Annotated listings of elements:
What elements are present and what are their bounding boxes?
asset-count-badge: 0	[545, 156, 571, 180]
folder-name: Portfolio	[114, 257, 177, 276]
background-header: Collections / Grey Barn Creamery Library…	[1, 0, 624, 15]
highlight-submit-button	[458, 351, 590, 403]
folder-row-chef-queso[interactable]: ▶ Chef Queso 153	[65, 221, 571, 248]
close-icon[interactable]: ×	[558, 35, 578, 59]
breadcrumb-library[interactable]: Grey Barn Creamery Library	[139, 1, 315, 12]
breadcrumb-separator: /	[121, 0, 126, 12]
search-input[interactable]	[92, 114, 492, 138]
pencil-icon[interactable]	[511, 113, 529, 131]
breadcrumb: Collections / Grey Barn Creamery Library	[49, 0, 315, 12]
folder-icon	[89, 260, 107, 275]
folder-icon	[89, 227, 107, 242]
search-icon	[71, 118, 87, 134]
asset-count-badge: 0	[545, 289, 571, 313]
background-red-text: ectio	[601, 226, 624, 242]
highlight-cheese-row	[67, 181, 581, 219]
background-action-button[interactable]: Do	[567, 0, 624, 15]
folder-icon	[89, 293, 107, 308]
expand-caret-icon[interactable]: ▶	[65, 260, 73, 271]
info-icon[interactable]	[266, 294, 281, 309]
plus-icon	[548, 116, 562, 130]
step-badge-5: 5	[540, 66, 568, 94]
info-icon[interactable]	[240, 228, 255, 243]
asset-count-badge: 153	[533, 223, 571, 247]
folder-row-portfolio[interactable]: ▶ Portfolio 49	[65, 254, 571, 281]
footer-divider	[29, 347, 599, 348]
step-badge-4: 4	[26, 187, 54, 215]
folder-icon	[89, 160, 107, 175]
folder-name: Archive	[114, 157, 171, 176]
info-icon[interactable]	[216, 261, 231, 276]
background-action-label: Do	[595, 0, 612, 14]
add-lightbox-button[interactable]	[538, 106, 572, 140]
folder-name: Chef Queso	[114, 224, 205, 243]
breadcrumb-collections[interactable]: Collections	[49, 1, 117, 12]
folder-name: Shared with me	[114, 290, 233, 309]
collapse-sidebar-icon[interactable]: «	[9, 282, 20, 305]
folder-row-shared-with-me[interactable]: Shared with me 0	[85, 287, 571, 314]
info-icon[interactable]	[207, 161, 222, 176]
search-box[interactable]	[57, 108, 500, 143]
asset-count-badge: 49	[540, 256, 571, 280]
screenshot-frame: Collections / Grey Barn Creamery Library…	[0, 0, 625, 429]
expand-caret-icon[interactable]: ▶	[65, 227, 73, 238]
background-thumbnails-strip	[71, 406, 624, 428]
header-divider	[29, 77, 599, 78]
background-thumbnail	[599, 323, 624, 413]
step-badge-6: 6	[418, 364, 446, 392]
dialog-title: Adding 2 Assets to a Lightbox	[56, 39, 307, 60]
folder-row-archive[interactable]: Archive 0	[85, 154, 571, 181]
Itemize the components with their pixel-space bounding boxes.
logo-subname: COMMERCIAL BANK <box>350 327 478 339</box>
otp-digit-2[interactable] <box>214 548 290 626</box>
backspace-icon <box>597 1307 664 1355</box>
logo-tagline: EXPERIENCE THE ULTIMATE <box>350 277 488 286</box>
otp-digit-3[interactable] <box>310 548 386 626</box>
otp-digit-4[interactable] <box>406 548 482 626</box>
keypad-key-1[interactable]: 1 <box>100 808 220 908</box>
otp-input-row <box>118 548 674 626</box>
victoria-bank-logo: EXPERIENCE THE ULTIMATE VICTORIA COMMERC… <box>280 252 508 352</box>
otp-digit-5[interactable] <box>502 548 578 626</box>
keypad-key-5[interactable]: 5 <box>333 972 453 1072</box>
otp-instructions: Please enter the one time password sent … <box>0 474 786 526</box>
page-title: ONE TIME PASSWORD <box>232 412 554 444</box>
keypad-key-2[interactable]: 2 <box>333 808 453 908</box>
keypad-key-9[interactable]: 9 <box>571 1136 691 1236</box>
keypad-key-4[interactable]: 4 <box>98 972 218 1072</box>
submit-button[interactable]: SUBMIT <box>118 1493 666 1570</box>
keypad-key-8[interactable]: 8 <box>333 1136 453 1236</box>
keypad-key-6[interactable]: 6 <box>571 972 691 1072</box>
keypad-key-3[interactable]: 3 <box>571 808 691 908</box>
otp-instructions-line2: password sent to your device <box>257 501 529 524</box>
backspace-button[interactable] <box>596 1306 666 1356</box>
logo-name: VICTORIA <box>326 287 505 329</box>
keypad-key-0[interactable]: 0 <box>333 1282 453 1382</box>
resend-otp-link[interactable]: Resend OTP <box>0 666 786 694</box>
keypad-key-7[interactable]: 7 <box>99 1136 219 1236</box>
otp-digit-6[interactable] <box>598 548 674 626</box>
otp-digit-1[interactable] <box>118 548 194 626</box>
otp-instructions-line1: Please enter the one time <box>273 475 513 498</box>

Work to complete: Please copy out the records from their first line through the line containing "folder-row-chef-queso[interactable]: ▶ Chef", keeping both of those lines.

Result:
What elements are present and what are their bounding boxes?
asset-count-badge: 0	[545, 156, 571, 180]
folder-name: Portfolio	[114, 257, 177, 276]
background-header: Collections / Grey Barn Creamery Library…	[1, 0, 624, 15]
highlight-submit-button	[458, 351, 590, 403]
folder-row-chef-queso[interactable]: ▶ Chef Queso 153	[65, 221, 571, 248]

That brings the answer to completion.